**DIRECTIVE**
Narrow the data below down to the lines containing "text".

**EXERCISE DATA**
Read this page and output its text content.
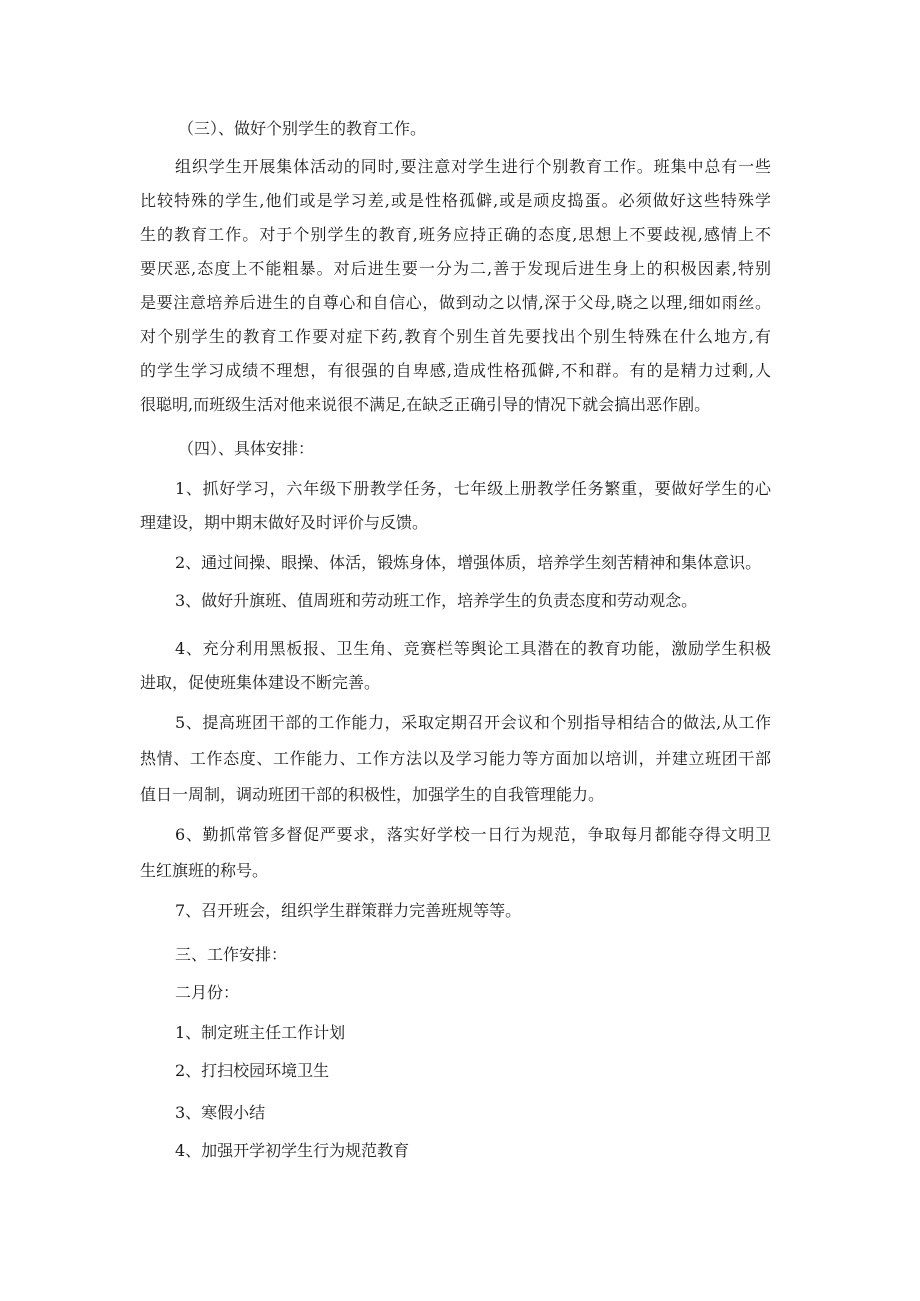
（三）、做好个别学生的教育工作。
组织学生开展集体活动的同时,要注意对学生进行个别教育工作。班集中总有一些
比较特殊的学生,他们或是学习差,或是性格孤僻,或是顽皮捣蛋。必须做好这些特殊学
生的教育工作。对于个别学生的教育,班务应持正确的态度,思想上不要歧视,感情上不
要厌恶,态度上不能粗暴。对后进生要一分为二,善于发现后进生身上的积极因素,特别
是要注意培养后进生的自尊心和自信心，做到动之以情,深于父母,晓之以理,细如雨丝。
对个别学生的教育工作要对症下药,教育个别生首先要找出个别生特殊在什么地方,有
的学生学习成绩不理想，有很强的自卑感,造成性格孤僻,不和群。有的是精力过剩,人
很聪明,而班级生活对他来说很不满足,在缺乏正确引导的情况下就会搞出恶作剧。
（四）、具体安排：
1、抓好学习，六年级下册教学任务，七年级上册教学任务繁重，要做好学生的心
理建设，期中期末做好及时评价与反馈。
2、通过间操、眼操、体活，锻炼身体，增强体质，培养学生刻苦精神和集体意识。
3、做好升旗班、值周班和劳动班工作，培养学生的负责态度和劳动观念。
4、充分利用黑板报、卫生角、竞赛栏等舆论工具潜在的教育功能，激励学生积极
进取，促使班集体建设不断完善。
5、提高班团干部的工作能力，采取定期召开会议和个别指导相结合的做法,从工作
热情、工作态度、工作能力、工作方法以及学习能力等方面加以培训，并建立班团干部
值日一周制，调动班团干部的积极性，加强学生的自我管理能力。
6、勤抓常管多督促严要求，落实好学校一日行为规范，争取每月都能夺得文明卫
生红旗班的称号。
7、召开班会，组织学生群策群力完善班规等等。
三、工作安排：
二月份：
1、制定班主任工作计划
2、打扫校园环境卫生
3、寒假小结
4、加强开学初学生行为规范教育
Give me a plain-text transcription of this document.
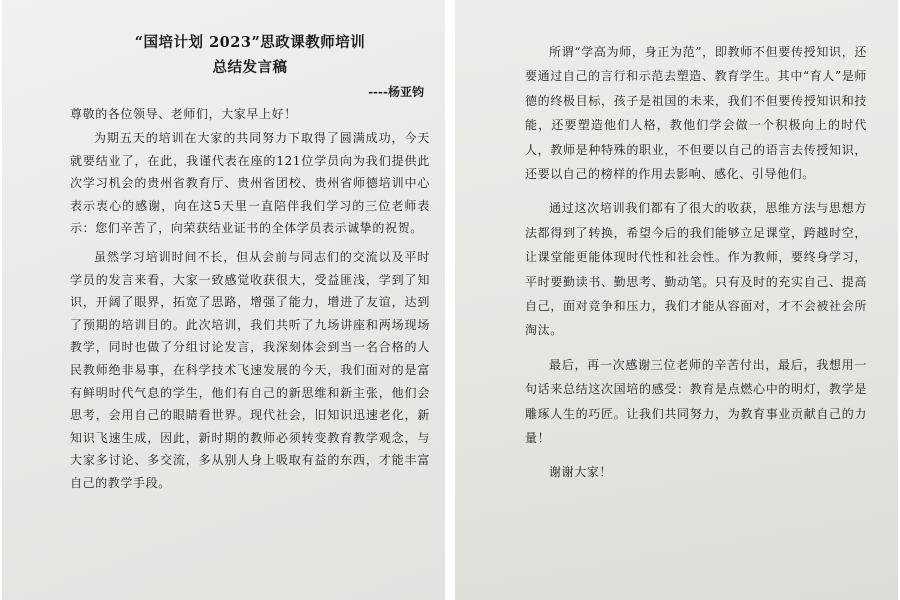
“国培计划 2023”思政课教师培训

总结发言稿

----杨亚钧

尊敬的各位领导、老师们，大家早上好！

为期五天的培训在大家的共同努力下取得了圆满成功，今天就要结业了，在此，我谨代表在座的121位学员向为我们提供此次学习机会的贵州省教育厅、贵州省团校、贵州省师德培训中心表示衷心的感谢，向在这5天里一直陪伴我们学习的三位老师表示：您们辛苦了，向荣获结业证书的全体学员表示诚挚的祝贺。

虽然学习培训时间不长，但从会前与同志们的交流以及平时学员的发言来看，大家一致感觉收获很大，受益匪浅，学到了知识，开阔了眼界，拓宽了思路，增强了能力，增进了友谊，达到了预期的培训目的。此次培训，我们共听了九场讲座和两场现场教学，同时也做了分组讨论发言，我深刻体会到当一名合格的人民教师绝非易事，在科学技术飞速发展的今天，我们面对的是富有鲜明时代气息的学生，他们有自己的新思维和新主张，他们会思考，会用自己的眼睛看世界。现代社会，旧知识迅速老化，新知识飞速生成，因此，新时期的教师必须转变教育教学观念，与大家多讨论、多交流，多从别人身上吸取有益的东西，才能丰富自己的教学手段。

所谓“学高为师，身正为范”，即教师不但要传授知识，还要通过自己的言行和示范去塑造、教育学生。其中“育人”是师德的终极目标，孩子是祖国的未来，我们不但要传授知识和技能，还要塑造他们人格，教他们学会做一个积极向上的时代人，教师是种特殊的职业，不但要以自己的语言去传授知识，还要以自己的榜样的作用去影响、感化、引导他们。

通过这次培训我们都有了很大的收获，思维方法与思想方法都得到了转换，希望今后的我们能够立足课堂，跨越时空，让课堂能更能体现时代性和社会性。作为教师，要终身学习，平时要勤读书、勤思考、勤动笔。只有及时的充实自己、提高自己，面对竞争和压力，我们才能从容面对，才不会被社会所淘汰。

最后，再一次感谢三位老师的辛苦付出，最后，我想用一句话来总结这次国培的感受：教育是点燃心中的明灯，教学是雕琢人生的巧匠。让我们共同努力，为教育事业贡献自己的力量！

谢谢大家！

**SOLUTION TO THIS PROBLEM**
Read this page and output its text content.
Give me a plain-text transcription of this document.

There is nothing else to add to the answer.